**Exercise directions:** Records follow. Copy every line with "icon".

[Stored items]
—————
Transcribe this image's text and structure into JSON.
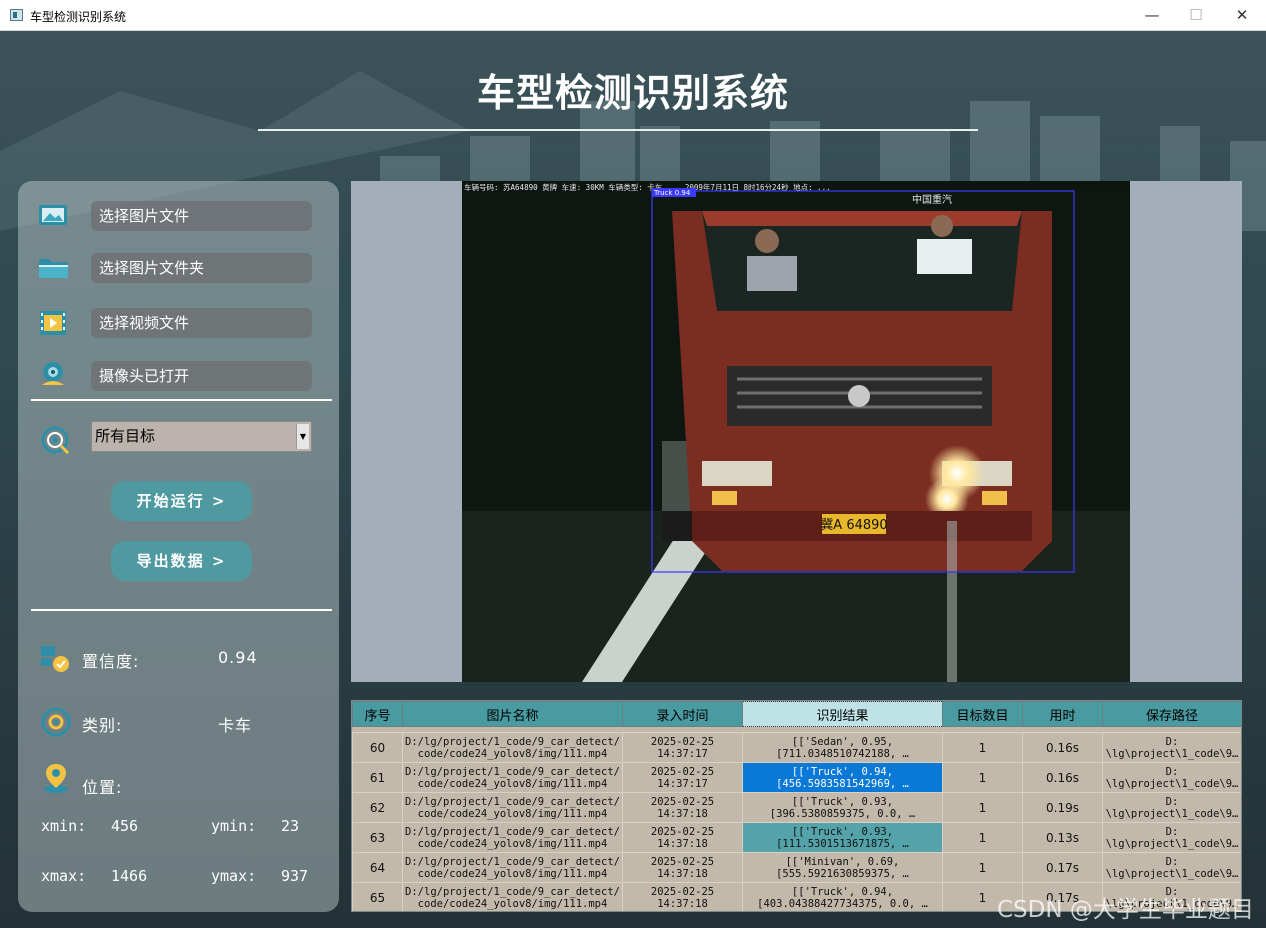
{
  "window": {
    "title": "车型检测识别系统",
    "minimize": "—",
    "maximize": "☐",
    "close": "✕"
  },
  "header": {
    "title": "车型检测识别系统"
  },
  "sidebar": {
    "buttons": [
      {
        "label": "选择图片文件",
        "icon": "image-file-icon"
      },
      {
        "label": "选择图片文件夹",
        "icon": "folder-icon"
      },
      {
        "label": "选择视频文件",
        "icon": "video-file-icon"
      },
      {
        "label": "摄像头已打开",
        "icon": "camera-icon"
      }
    ],
    "target_select": {
      "value": "所有目标",
      "icon": "target-icon"
    },
    "run_button": "开始运行 >",
    "export_button": "导出数据 >",
    "confidence_label": "置信度:",
    "confidence_value": "0.94",
    "class_label": "类别:",
    "class_value": "卡车",
    "position_label": "位置:",
    "xmin_label": "xmin:",
    "xmin_value": "456",
    "ymin_label": "ymin:",
    "ymin_value": "23",
    "xmax_label": "xmax:",
    "xmax_value": "1466",
    "ymax_label": "ymax:",
    "ymax_value": "937"
  },
  "viewer": {
    "overlay_text": "车辆号码: 苏A64890 黄牌  车速: 30KM  车辆类型: 卡车 ... 2009年7月11日 8时16分24秒  地点: ...",
    "detection_label": "Truck 0.94",
    "plate": "冀A 64890",
    "cab_text": "中国重汽"
  },
  "table": {
    "headers": [
      "序号",
      "图片名称",
      "录入时间",
      "识别结果",
      "目标数目",
      "用时",
      "保存路径"
    ],
    "rows": [
      {
        "id": "60",
        "name1": "D:/lg/project/1_code/9_car_detect/",
        "name2": "code/code24_yolov8/img/111.mp4",
        "date": "2025-02-25",
        "time": "14:37:17",
        "res1": "[['Sedan', 0.95,",
        "res2": "[711.0348510742188, …",
        "count": "1",
        "dur": "0.16s",
        "path1": "D:",
        "path2": "\\lg\\project\\1_code\\9…",
        "state": ""
      },
      {
        "id": "61",
        "name1": "D:/lg/project/1_code/9_car_detect/",
        "name2": "code/code24_yolov8/img/111.mp4",
        "date": "2025-02-25",
        "time": "14:37:17",
        "res1": "[['Truck', 0.94,",
        "res2": "[456.5983581542969, …",
        "count": "1",
        "dur": "0.16s",
        "path1": "D:",
        "path2": "\\lg\\project\\1_code\\9…",
        "state": "sel-blue"
      },
      {
        "id": "62",
        "name1": "D:/lg/project/1_code/9_car_detect/",
        "name2": "code/code24_yolov8/img/111.mp4",
        "date": "2025-02-25",
        "time": "14:37:18",
        "res1": "[['Truck', 0.93,",
        "res2": "[396.5380859375, 0.0, …",
        "count": "1",
        "dur": "0.19s",
        "path1": "D:",
        "path2": "\\lg\\project\\1_code\\9…",
        "state": ""
      },
      {
        "id": "63",
        "name1": "D:/lg/project/1_code/9_car_detect/",
        "name2": "code/code24_yolov8/img/111.mp4",
        "date": "2025-02-25",
        "time": "14:37:18",
        "res1": "[['Truck', 0.93,",
        "res2": "[111.5301513671875, …",
        "count": "1",
        "dur": "0.13s",
        "path1": "D:",
        "path2": "\\lg\\project\\1_code\\9…",
        "state": "sel-teal"
      },
      {
        "id": "64",
        "name1": "D:/lg/project/1_code/9_car_detect/",
        "name2": "code/code24_yolov8/img/111.mp4",
        "date": "2025-02-25",
        "time": "14:37:18",
        "res1": "[['Minivan', 0.69,",
        "res2": "[555.5921630859375, …",
        "count": "1",
        "dur": "0.17s",
        "path1": "D:",
        "path2": "\\lg\\project\\1_code\\9…",
        "state": ""
      },
      {
        "id": "65",
        "name1": "D:/lg/project/1_code/9_car_detect/",
        "name2": "code/code24_yolov8/img/111.mp4",
        "date": "2025-02-25",
        "time": "14:37:18",
        "res1": "[['Truck', 0.94,",
        "res2": "[403.04388427734375, 0.0, …",
        "count": "1",
        "dur": "0.17s",
        "path1": "D:",
        "path2": "\\lg\\project\\1_code\\9…",
        "state": ""
      }
    ]
  },
  "watermark": "CSDN @大学生毕业题目"
}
—————
**Finished exercise:**
        "icon": "image-file-icon"
        "icon": "folder-icon"
        "icon": "video-file-icon"
        "icon": "camera-icon"
      "icon": "target-icon"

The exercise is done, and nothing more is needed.